### Exercise details
Scan the lines below for the string "JSON" and copy every one that has it.

- - -

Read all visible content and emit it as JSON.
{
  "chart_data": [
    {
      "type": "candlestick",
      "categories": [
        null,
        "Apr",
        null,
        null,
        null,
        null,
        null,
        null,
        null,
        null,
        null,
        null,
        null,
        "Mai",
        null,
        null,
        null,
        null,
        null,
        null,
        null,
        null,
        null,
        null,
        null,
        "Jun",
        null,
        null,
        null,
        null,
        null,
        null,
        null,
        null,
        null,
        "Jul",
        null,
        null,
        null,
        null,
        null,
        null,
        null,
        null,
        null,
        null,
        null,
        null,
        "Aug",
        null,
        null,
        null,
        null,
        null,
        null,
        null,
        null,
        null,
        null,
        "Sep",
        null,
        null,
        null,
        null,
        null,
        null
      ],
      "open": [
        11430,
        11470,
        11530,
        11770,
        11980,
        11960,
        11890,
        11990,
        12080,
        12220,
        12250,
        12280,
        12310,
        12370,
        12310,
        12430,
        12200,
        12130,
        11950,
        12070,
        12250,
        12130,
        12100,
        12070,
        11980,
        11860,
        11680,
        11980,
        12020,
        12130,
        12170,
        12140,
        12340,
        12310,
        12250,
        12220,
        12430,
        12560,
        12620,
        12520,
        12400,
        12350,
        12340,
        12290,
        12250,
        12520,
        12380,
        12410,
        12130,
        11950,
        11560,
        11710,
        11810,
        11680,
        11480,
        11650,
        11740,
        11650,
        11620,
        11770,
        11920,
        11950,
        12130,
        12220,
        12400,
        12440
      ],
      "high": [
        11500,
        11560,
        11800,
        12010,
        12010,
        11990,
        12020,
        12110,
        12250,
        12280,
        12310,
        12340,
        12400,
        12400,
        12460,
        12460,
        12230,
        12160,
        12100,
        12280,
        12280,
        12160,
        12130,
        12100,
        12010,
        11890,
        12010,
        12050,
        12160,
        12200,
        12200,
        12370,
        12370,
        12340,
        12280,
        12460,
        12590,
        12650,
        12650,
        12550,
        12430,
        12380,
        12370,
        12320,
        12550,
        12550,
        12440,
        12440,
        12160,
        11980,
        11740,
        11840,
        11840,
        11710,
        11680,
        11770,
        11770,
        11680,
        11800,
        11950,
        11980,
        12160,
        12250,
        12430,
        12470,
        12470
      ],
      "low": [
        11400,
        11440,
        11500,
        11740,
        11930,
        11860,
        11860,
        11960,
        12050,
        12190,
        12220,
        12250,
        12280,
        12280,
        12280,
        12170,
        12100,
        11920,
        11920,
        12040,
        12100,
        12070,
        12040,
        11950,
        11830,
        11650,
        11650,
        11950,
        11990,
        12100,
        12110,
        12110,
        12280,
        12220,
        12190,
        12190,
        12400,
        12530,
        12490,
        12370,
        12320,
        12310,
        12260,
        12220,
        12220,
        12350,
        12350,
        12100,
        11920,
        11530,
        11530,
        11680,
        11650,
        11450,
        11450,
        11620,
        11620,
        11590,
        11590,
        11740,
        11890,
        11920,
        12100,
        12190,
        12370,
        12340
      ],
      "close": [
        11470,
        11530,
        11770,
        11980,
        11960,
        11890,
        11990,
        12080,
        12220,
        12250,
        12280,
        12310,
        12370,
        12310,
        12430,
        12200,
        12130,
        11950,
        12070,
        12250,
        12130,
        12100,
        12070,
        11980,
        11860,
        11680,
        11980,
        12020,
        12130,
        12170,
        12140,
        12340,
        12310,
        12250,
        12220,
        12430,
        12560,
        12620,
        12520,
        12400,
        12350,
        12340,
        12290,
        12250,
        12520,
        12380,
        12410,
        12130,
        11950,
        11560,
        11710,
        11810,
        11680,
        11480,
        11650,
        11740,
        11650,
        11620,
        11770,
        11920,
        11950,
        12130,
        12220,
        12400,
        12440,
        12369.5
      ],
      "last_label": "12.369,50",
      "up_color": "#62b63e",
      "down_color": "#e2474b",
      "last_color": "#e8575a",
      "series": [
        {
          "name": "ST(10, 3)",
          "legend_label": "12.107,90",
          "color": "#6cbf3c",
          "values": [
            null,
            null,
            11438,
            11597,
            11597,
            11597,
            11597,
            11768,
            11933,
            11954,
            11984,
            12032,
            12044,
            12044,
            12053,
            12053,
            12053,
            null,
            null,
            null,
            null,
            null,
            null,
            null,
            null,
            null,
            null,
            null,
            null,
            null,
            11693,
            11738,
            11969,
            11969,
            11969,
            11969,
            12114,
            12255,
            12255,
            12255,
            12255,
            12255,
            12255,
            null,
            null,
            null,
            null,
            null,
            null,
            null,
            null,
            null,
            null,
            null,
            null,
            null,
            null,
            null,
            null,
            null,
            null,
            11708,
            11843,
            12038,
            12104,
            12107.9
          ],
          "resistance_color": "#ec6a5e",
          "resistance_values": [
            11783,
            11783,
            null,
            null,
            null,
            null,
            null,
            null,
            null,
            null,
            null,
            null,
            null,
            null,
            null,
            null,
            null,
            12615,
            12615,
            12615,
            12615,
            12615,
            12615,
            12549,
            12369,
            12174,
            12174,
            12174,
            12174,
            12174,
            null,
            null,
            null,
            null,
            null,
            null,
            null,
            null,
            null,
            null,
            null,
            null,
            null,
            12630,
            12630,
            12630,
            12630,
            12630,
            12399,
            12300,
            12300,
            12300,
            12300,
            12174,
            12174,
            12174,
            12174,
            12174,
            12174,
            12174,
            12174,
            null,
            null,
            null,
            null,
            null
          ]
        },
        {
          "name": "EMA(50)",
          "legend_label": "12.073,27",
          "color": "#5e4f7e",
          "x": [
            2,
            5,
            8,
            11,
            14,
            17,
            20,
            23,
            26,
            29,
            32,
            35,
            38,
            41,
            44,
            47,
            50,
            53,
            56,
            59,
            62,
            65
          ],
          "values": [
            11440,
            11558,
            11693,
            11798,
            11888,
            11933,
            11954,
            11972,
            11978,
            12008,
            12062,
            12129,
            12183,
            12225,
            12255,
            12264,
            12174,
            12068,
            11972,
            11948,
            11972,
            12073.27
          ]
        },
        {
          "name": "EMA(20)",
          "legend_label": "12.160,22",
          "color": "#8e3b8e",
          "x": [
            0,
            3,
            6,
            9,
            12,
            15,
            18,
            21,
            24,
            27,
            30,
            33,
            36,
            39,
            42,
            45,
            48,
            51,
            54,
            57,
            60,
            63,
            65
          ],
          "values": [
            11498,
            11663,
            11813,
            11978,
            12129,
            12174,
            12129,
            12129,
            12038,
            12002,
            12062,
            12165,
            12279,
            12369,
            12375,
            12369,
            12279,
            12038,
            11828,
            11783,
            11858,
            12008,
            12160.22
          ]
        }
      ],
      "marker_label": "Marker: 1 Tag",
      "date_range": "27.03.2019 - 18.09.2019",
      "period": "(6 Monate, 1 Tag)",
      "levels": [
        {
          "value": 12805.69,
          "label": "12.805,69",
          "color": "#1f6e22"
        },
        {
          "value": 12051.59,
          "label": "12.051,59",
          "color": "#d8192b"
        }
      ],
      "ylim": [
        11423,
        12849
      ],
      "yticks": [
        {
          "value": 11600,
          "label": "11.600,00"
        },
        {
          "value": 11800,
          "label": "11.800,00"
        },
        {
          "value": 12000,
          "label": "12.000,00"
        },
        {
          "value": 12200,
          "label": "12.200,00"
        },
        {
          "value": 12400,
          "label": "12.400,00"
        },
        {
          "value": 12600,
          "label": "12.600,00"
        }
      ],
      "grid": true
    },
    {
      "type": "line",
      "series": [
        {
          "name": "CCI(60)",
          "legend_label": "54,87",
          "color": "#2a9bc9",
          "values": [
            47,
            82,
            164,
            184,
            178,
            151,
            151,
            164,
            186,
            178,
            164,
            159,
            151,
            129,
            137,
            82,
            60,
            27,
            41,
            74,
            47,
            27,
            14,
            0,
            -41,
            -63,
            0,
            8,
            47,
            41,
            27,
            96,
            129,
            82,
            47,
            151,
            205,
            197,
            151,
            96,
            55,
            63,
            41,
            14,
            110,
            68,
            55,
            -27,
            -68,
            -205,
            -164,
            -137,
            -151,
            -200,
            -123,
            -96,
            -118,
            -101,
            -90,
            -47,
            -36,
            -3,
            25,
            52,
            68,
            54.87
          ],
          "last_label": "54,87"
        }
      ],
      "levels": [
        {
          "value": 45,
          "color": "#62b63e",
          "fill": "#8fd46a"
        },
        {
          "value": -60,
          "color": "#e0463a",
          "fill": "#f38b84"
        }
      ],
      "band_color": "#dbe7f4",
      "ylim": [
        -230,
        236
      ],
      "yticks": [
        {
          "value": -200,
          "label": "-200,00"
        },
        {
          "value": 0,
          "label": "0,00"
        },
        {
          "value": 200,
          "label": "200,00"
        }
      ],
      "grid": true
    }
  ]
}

- - -

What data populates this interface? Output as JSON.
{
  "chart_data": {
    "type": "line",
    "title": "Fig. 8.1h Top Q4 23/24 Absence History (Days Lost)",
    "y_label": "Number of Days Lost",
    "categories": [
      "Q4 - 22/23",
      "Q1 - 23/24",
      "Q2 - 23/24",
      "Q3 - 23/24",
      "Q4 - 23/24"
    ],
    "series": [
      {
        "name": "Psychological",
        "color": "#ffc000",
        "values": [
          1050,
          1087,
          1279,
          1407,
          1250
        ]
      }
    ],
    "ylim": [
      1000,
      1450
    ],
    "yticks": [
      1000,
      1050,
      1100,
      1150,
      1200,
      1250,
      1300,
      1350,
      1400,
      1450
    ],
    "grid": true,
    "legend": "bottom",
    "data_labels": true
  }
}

- - -

### Reply
Read all visible content and emit it as JSON.
What data populates this interface? Output as JSON.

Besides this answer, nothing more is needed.